List all lines in the material below that contain "cooking".

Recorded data
____________________

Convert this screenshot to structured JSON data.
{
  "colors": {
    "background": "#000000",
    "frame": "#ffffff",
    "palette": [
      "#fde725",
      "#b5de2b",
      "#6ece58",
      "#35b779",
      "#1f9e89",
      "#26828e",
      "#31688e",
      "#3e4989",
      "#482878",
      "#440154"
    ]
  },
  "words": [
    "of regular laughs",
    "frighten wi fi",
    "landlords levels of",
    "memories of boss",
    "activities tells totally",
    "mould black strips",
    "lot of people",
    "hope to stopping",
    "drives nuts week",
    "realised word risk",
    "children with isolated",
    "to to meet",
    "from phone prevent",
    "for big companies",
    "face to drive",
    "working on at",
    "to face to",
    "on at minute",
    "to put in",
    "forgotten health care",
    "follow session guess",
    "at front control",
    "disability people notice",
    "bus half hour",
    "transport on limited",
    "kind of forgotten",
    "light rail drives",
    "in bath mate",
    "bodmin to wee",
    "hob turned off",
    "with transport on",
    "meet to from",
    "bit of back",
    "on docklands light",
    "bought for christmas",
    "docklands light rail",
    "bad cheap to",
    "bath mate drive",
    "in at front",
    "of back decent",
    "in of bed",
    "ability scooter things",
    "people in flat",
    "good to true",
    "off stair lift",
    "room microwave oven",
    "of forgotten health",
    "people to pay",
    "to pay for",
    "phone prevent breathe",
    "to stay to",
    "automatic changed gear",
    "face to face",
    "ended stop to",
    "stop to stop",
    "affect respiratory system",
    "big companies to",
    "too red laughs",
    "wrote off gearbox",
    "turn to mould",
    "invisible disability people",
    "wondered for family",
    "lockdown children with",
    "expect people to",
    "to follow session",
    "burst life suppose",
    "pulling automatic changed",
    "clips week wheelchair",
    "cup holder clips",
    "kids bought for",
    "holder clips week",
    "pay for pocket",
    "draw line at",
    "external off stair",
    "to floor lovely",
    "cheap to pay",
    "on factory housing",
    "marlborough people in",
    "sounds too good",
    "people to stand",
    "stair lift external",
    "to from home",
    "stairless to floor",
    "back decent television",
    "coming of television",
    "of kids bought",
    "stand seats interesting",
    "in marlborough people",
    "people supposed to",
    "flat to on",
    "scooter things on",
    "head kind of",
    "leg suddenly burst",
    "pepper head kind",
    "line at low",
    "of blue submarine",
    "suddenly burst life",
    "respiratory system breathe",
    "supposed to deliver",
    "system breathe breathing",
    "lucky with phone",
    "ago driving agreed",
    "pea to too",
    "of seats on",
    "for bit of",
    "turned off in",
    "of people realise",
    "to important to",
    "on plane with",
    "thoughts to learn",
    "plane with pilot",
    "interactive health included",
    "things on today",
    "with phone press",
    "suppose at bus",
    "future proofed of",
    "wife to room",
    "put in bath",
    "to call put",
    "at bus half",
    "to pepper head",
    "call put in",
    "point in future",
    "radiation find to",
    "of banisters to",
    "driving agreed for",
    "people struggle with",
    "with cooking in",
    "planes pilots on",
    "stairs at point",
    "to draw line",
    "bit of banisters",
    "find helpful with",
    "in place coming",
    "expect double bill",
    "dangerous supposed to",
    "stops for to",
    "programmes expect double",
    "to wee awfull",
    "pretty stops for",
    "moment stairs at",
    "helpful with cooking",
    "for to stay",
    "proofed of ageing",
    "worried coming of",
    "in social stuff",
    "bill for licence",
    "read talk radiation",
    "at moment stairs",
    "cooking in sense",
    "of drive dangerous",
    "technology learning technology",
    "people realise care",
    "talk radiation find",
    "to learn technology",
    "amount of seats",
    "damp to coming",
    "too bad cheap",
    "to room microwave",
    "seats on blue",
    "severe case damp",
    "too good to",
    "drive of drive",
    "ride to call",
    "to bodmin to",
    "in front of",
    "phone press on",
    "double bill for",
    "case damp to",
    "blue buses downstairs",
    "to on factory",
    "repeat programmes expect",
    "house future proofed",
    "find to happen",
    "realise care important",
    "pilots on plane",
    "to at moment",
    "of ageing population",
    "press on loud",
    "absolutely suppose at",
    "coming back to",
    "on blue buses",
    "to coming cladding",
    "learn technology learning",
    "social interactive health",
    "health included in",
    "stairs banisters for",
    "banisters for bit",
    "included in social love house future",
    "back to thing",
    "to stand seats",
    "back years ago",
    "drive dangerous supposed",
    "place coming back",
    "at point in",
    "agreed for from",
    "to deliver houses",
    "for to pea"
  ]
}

____________________

## Solution to this task
    "with cooking in",
    "helpful with cooking",
    "cooking in sense",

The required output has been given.